═════ EXERCISE MATERIAL ═════
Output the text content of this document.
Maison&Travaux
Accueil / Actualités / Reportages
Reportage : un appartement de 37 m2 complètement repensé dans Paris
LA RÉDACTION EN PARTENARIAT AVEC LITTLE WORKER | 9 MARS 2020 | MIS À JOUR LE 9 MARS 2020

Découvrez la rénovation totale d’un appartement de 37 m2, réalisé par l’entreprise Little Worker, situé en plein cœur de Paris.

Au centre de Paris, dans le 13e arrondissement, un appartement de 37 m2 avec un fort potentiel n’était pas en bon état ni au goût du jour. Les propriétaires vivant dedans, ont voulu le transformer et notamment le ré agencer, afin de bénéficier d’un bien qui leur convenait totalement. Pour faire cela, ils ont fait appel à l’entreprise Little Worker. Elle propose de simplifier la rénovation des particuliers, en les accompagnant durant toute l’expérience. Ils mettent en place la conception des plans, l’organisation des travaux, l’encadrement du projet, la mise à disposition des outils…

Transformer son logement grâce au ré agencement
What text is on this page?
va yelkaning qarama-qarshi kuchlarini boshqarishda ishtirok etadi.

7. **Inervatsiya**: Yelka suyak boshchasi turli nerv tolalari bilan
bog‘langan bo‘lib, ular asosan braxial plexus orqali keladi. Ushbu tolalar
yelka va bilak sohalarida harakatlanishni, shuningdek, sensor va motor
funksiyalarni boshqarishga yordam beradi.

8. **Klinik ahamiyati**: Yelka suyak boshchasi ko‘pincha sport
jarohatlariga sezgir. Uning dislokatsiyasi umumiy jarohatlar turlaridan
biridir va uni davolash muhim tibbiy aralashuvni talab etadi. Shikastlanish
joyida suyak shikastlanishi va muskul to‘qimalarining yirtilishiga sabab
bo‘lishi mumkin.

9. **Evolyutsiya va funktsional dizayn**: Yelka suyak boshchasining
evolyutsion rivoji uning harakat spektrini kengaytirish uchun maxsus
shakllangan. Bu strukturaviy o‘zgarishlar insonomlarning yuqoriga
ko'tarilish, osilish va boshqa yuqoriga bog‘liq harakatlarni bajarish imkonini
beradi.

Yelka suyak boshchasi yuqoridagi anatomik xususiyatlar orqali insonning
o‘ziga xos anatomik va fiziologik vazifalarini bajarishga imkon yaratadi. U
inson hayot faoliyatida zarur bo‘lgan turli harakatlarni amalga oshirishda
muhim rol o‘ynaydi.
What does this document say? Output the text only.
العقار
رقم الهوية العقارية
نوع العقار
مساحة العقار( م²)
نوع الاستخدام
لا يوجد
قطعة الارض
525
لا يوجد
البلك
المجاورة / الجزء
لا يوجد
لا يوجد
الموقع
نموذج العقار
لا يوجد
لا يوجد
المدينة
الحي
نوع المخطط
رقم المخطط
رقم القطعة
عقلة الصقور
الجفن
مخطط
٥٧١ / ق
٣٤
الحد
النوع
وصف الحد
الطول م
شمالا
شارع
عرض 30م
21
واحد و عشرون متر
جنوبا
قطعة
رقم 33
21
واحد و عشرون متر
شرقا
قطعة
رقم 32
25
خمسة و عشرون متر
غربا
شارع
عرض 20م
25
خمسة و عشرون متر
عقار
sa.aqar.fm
═════
AIM OF THE EXERCISE = Copy every line exactly. Leave nothing out.

EXERCISE RESULT =
Output the text content of this document.
Maison&Travaux
Accueil / Actualités / Reportages
Reportage : un appartement de 37 m2 complètement repensé dans Paris
LA RÉDACTION EN PARTENARIAT AVEC LITTLE WORKER | 9 MARS 2020 | MIS À JOUR LE 9 MARS 2020

Découvrez la rénovation totale d’un appartement de 37 m2, réalisé par l’entreprise Little Worker, situé en plein cœur de Paris.

Au centre de Paris, dans le 13e arrondissement, un appartement de 37 m2 avec un fort potentiel n’était pas en bon état ni au goût du jour. Les propriétaires vivant dedans, ont voulu le transformer et notamment le ré agencer, afin de bénéficier d’un bien qui leur convenait totalement. Pour faire cela, ils ont fait appel à l’entreprise Little Worker. Elle propose de simplifier la rénovation des particuliers, en les accompagnant durant toute l’expérience. Ils mettent en place la conception des plans, l’organisation des travaux, l’encadrement du projet, la mise à disposition des outils…

Transformer son logement grâce au ré agencement
What text is on this page?
va yelkaning qarama-qarshi kuchlarini boshqarishda ishtirok etadi.

7. **Inervatsiya**: Yelka suyak boshchasi turli nerv tolalari bilan
bog‘langan bo‘lib, ular asosan braxial plexus orqali keladi. Ushbu tolalar
yelka va bilak sohalarida harakatlanishni, shuningdek, sensor va motor
funksiyalarni boshqarishga yordam beradi.

8. **Klinik ahamiyati**: Yelka suyak boshchasi ko‘pincha sport
jarohatlariga sezgir. Uning dislokatsiyasi umumiy jarohatlar turlaridan
biridir va uni davolash muhim tibbiy aralashuvni talab etadi. Shikastlanish
joyida suyak shikastlanishi va muskul to‘qimalarining yirtilishiga sabab
bo‘lishi mumkin.

9. **Evolyutsiya va funktsional dizayn**: Yelka suyak boshchasining
evolyutsion rivoji uning harakat spektrini kengaytirish uchun maxsus
shakllangan. Bu strukturaviy o‘zgarishlar insonomlarning yuqoriga
ko'tarilish, osilish va boshqa yuqoriga bog‘liq harakatlarni bajarish imkonini
beradi.

Yelka suyak boshchasi yuqoridagi anatomik xususiyatlar orqali insonning
o‘ziga xos anatomik va fiziologik vazifalarini bajarishga imkon yaratadi. U
inson hayot faoliyatida zarur bo‘lgan turli harakatlarni amalga oshirishda
muhim rol o‘ynaydi.
What does this document say? Output the text only.
العقار
رقم الهوية العقارية
نوع العقار
مساحة العقار( م²)
نوع الاستخدام
لا يوجد
قطعة الارض
525
لا يوجد
البلك
المجاورة / الجزء
لا يوجد
لا يوجد
الموقع
نموذج العقار
لا يوجد
لا يوجد
المدينة
الحي
نوع المخطط
رقم المخطط
رقم القطعة
عقلة الصقور
الجفن
مخطط
٥٧١ / ق
٣٤
الحد
النوع
وصف الحد
الطول م
شمالا
شارع
عرض 30م
21
واحد و عشرون متر
جنوبا
قطعة
رقم 33
21
واحد و عشرون متر
شرقا
قطعة
رقم 32
25
خمسة و عشرون متر
غربا
شارع
عرض 20م
25
خمسة و عشرون متر
عقار
sa.aqar.fm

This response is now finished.